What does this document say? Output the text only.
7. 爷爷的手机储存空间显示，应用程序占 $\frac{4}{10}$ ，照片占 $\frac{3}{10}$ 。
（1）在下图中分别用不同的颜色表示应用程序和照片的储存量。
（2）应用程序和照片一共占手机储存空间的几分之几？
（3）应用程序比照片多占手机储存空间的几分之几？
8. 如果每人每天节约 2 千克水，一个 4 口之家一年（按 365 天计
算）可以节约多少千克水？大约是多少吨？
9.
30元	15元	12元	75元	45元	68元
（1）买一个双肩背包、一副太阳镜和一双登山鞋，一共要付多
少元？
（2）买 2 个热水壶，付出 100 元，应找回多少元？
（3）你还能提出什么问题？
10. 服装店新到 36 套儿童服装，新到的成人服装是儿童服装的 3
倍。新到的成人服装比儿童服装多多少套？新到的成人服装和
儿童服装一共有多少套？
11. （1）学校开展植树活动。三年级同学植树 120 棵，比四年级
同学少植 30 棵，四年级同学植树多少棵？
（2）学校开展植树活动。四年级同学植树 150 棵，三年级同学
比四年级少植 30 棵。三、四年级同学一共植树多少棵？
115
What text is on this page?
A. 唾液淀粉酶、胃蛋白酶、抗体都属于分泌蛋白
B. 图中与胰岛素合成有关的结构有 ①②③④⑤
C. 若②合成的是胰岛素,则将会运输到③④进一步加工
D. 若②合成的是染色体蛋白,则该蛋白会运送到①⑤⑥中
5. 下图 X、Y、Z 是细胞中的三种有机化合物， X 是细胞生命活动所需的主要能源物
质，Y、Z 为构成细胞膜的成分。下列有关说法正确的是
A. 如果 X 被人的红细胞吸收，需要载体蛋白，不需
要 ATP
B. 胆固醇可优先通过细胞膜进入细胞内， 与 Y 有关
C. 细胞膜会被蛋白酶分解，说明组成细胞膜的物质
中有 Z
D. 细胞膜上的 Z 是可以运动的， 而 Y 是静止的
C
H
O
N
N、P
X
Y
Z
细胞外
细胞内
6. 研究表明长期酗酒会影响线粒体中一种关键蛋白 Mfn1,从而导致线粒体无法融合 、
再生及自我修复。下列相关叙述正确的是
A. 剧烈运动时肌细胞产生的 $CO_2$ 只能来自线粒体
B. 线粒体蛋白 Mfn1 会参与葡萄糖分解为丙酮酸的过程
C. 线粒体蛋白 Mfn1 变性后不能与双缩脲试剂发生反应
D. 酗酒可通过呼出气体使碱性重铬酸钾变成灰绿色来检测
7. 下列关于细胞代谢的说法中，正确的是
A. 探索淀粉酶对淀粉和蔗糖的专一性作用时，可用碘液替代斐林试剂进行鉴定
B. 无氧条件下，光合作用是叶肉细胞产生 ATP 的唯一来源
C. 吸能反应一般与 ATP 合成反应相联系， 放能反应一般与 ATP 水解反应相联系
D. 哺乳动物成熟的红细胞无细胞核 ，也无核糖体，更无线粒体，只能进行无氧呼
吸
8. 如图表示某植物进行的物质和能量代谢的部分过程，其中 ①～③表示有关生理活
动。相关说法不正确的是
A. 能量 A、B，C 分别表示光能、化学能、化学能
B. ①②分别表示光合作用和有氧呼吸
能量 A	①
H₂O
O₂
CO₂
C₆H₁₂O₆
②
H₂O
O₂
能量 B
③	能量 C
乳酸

▬▬▬▬▬▬

● TASK STATEMENT
From the entries above, return each line with the word "线粒体蛋白" in it.

● FULL OUTPUT
B. 线粒体蛋白 Mfn1 会参与葡萄糖分解为丙酮酸的过程
C. 线粒体蛋白 Mfn1 变性后不能与双缩脲试剂发生反应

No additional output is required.